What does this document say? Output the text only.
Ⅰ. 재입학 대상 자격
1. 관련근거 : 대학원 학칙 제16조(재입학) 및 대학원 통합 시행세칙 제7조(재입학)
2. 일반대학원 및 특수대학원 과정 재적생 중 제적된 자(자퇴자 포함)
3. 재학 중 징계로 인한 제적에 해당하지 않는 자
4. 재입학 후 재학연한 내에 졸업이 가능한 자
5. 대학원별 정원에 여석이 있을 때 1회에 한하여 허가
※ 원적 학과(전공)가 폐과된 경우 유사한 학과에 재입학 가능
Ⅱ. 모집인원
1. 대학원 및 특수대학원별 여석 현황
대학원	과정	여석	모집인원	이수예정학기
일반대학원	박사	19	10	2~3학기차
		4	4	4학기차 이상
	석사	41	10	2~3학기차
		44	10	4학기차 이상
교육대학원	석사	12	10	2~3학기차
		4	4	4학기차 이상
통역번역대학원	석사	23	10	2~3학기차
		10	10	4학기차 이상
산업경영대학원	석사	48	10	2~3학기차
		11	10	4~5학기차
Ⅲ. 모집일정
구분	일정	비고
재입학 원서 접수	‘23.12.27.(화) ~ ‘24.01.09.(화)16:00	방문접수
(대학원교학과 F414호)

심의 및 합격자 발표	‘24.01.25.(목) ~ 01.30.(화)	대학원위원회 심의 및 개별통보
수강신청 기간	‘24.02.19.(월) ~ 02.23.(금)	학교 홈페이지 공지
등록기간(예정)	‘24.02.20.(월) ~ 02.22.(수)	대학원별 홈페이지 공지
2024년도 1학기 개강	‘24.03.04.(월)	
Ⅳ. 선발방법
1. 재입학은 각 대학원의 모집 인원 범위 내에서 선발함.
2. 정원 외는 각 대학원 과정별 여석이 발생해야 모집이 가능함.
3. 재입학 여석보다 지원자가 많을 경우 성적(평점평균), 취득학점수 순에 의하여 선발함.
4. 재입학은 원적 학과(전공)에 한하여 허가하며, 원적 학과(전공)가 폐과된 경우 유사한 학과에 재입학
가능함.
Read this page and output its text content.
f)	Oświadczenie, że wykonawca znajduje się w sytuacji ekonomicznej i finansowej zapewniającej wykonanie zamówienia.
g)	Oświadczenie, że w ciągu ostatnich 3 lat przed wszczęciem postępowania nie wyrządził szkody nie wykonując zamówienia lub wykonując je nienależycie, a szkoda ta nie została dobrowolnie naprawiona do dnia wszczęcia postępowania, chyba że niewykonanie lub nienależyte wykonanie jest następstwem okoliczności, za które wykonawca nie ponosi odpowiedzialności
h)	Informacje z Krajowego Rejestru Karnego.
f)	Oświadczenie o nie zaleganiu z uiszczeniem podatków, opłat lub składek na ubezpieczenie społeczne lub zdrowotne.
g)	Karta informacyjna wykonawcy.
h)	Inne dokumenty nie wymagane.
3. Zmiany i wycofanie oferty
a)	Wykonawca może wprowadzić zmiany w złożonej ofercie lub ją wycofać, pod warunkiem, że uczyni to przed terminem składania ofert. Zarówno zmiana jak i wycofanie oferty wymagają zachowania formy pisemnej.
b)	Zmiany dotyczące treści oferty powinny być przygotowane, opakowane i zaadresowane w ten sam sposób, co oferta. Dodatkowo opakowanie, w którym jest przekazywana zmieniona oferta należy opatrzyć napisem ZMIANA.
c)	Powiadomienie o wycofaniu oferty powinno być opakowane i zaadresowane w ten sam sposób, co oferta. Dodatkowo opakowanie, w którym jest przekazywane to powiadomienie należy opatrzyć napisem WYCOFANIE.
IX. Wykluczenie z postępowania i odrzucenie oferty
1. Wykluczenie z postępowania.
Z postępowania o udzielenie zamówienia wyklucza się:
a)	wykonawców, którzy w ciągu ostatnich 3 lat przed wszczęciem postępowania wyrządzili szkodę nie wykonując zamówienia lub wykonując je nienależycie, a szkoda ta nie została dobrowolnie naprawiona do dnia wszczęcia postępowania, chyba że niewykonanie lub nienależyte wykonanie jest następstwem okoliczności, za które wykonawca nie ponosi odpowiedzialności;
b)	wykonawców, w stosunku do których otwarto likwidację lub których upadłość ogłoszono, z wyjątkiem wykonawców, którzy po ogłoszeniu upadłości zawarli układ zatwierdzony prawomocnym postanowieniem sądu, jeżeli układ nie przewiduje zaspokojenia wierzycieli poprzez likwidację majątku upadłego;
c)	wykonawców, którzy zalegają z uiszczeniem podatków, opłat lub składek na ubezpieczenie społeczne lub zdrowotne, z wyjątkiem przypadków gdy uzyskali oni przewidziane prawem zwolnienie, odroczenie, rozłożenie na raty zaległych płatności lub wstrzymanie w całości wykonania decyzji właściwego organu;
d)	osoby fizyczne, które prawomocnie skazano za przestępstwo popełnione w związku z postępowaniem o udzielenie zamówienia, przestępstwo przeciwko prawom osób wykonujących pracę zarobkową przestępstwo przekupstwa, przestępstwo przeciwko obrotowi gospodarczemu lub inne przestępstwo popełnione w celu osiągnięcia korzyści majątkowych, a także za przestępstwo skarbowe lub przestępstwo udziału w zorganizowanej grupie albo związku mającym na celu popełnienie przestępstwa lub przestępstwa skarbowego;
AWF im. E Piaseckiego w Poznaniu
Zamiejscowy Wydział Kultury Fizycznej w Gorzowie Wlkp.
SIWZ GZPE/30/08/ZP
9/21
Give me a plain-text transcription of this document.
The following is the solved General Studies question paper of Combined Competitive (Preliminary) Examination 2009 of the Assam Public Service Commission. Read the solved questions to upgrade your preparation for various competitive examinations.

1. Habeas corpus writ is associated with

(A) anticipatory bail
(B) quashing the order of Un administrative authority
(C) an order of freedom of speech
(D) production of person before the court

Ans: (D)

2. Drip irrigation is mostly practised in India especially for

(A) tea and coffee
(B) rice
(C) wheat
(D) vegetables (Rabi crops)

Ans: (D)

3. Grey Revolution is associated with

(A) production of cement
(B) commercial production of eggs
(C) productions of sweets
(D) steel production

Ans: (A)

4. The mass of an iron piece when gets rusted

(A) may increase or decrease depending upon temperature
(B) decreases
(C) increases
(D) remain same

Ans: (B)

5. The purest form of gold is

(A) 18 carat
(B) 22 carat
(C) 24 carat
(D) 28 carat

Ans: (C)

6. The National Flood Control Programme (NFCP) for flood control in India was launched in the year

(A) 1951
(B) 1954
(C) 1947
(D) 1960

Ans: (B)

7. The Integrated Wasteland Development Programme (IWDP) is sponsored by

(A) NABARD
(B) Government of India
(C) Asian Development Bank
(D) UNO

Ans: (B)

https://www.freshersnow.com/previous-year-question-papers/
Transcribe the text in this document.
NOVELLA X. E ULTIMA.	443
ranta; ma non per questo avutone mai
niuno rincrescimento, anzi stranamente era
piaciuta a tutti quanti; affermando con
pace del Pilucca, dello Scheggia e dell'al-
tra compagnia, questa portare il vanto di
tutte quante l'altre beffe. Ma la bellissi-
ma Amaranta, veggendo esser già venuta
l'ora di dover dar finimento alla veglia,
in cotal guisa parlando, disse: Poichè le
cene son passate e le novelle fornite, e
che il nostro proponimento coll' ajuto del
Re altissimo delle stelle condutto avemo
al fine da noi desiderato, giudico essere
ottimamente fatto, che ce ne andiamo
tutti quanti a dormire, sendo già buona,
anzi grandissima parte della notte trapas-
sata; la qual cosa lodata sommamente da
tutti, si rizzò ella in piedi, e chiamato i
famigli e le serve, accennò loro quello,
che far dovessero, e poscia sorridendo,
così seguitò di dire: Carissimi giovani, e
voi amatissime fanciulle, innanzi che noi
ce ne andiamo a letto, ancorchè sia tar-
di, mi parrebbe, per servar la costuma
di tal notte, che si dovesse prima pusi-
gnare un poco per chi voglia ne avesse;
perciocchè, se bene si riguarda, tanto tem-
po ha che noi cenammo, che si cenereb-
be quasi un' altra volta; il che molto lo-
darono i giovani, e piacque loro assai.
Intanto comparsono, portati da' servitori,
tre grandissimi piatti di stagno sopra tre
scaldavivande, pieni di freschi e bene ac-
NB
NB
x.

■ Short problem
Reproduce each line from the records that contains the word "order".

■ Solution for this exercise
(B) quashing the order of Un administrative authority
(C) an order of freedom of speech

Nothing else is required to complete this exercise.